## DESCRIPTION OF THE TASK
Pull out and copy each row below that contains the string "bounding". Case counts.

## WORKING DATA
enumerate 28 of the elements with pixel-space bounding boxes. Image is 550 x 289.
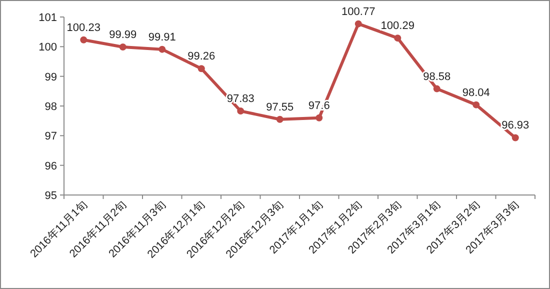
point <box>237 108 244 115</box>
point <box>80 36 88 44</box>
data-label: 99.99 <box>109 28 137 41</box>
y-tick-label: 98 <box>44 101 57 113</box>
point <box>433 85 440 92</box>
y-tick-label: 100 <box>38 42 57 54</box>
y-tick-label: 96 <box>44 160 57 172</box>
data-label: 100.29 <box>380 20 414 32</box>
point <box>512 134 519 142</box>
data-label: 100.77 <box>342 6 376 18</box>
point <box>394 34 402 42</box>
point <box>158 46 166 53</box>
point <box>198 65 205 72</box>
point <box>354 20 362 28</box>
point <box>276 116 284 123</box>
data-label: 97.55 <box>266 101 294 114</box>
data-label: 99.91 <box>148 31 176 44</box>
data-label: 96.93 <box>502 120 530 132</box>
point <box>316 114 323 122</box>
point <box>472 101 480 108</box>
y-tick-label: 101 <box>38 12 57 24</box>
data-label: 100.23 <box>66 22 100 34</box>
y-tick-label: 99 <box>44 71 57 84</box>
y-tick-label: 95 <box>44 190 57 202</box>
point <box>119 43 126 50</box>
data-label: 99.26 <box>188 50 216 63</box>
data-label: 98.04 <box>462 86 490 99</box>
y-tick-label: 97 <box>44 130 57 143</box>
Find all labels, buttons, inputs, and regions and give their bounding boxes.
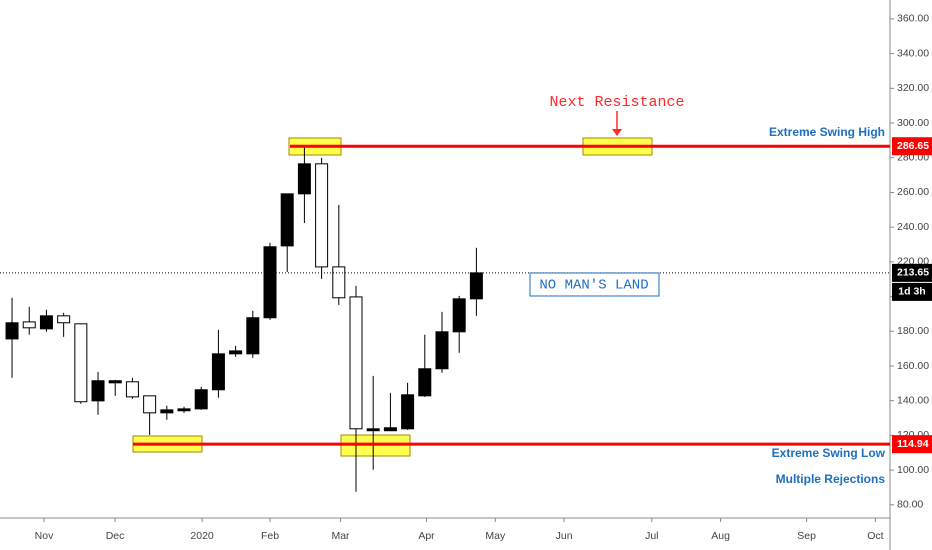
candle-body <box>280 193 294 247</box>
y-tick-label: 300.00 <box>897 117 929 129</box>
candle-body <box>469 272 483 300</box>
candle-body <box>401 394 415 430</box>
annotation: NO MAN'S LAND <box>539 278 648 294</box>
candle-body <box>297 163 311 195</box>
candle-body <box>315 163 329 268</box>
candle-body <box>143 395 157 414</box>
y-tick-label: 160.00 <box>897 360 929 372</box>
candle-body <box>452 298 466 333</box>
x-tick-label: Sep <box>797 530 816 542</box>
countdown-label: 1d 3h <box>898 286 925 298</box>
candle-body <box>108 380 122 384</box>
candle-body <box>229 350 243 355</box>
candle-body <box>263 246 277 319</box>
candle-body <box>349 296 363 430</box>
x-tick-label: Oct <box>867 530 883 542</box>
annotation: Multiple Rejections <box>776 472 886 486</box>
candle-body <box>177 408 191 412</box>
candle-body <box>74 323 88 403</box>
arrow-head <box>612 129 622 136</box>
x-tick-label: 2020 <box>190 530 214 542</box>
y-tick-label: 180.00 <box>897 325 929 337</box>
price-tag-label: 114.94 <box>897 438 929 450</box>
annotation: Extreme Swing Low <box>772 446 886 460</box>
price-tag <box>892 137 932 156</box>
candle-body <box>91 380 105 402</box>
annotation-box <box>529 272 660 297</box>
y-tick-label: 240.00 <box>897 221 929 233</box>
y-tick-label: 80.00 <box>897 499 923 511</box>
y-tick-label: 320.00 <box>897 82 929 94</box>
candle-body <box>246 317 260 355</box>
x-tick-label: Mar <box>331 530 350 542</box>
x-tick-label: Jul <box>645 530 658 542</box>
annotation: Next Resistance <box>549 94 684 111</box>
candle-body <box>160 409 174 414</box>
price-tag-label: 286.65 <box>897 140 929 152</box>
candle-body <box>418 368 432 397</box>
x-tick-label: Aug <box>711 530 730 542</box>
candle-body <box>435 331 449 370</box>
x-tick-label: May <box>485 530 506 542</box>
countdown-tag <box>892 282 932 301</box>
candle-body <box>39 315 53 330</box>
y-tick-label: 100.00 <box>897 464 929 476</box>
y-tick-label: 140.00 <box>897 394 929 406</box>
candle-body <box>125 381 139 398</box>
candle-body <box>5 322 19 340</box>
price-tag <box>892 263 932 282</box>
candle-body <box>57 315 71 324</box>
y-tick-label: 260.00 <box>897 186 929 198</box>
x-tick-label: Feb <box>261 530 279 542</box>
candle-body <box>383 427 397 432</box>
x-tick-label: Nov <box>35 530 54 542</box>
x-tick-label: Apr <box>418 530 435 542</box>
candle-body <box>211 353 225 391</box>
candle-body <box>194 389 208 410</box>
y-tick-label: 340.00 <box>897 47 929 59</box>
candle-body <box>366 428 380 432</box>
x-tick-label: Dec <box>106 530 125 542</box>
annotation: Extreme Swing High <box>769 125 885 139</box>
y-tick-label: 360.00 <box>897 13 929 25</box>
x-tick-label: Jun <box>556 530 573 542</box>
price-tag-label: 213.65 <box>897 267 929 279</box>
candle-body <box>332 266 346 299</box>
price-tag <box>892 435 932 454</box>
candle-body <box>22 321 36 329</box>
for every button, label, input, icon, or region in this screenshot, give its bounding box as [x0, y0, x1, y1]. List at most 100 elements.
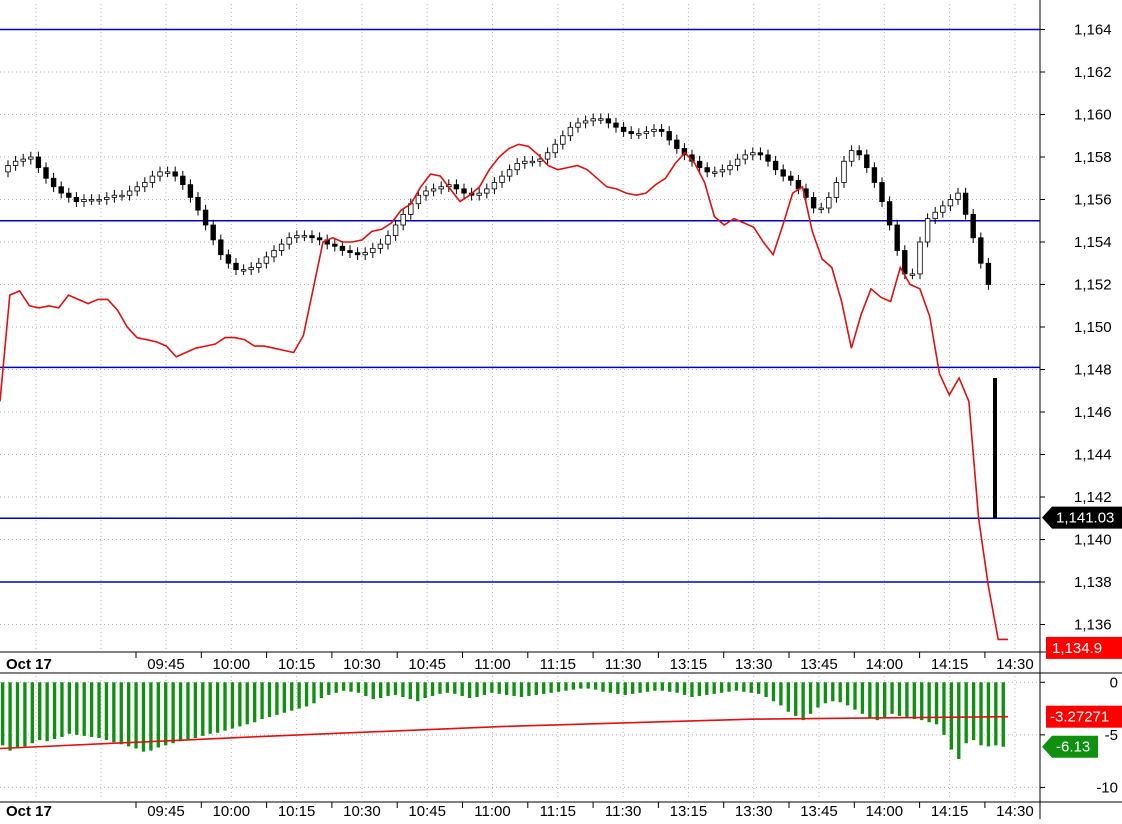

## SOLUTION TO THIS EXERCISE
enumerate 28 of the elements with pixel-space bounding boxes. Image is 550 x 289.
Find all labels, buttons, inputs, and regions and give their bounding boxes.
for every button, label, input, icon, or region in this screenshot, give its bounding box as [x0, y0, x1, y1]. List at most 100 elements.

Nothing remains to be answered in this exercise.